▶ [Exercise requirements]: Beneath this task is a listing; retype all of it exactly.
------ Data supplied ------
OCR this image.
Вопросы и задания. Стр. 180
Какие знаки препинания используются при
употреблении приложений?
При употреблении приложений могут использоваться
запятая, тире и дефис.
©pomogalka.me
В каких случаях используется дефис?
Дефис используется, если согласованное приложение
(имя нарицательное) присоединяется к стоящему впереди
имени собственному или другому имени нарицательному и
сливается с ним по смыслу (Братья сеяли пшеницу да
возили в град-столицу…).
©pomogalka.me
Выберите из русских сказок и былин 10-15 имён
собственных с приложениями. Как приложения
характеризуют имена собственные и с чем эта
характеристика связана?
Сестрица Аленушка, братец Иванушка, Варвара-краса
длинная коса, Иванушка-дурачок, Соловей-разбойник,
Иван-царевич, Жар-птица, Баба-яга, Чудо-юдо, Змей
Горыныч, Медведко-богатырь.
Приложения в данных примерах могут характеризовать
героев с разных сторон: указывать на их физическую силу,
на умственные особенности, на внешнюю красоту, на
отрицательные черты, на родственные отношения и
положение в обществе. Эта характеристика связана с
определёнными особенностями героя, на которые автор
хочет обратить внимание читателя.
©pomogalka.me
------
▶ [Problem solution]:
OCR this image.
Вопросы и задания. Стр. 180
Какие знаки препинания используются при
употреблении приложений?
При употреблении приложений могут использоваться
запятая, тире и дефис.
©pomogalka.me
В каких случаях используется дефис?
Дефис используется, если согласованное приложение
(имя нарицательное) присоединяется к стоящему впереди
имени собственному или другому имени нарицательному и
сливается с ним по смыслу (Братья сеяли пшеницу да
возили в град-столицу…).
©pomogalka.me
Выберите из русских сказок и былин 10-15 имён
собственных с приложениями. Как приложения
характеризуют имена собственные и с чем эта
характеристика связана?
Сестрица Аленушка, братец Иванушка, Варвара-краса
длинная коса, Иванушка-дурачок, Соловей-разбойник,
Иван-царевич, Жар-птица, Баба-яга, Чудо-юдо, Змей
Горыныч, Медведко-богатырь.
Приложения в данных примерах могут характеризовать
героев с разных сторон: указывать на их физическую силу,
на умственные особенности, на внешнюю красоту, на
отрицательные черты, на родственные отношения и
положение в обществе. Эта характеристика связана с
определёнными особенностями героя, на которые автор
хочет обратить внимание читателя.
©pomogalka.me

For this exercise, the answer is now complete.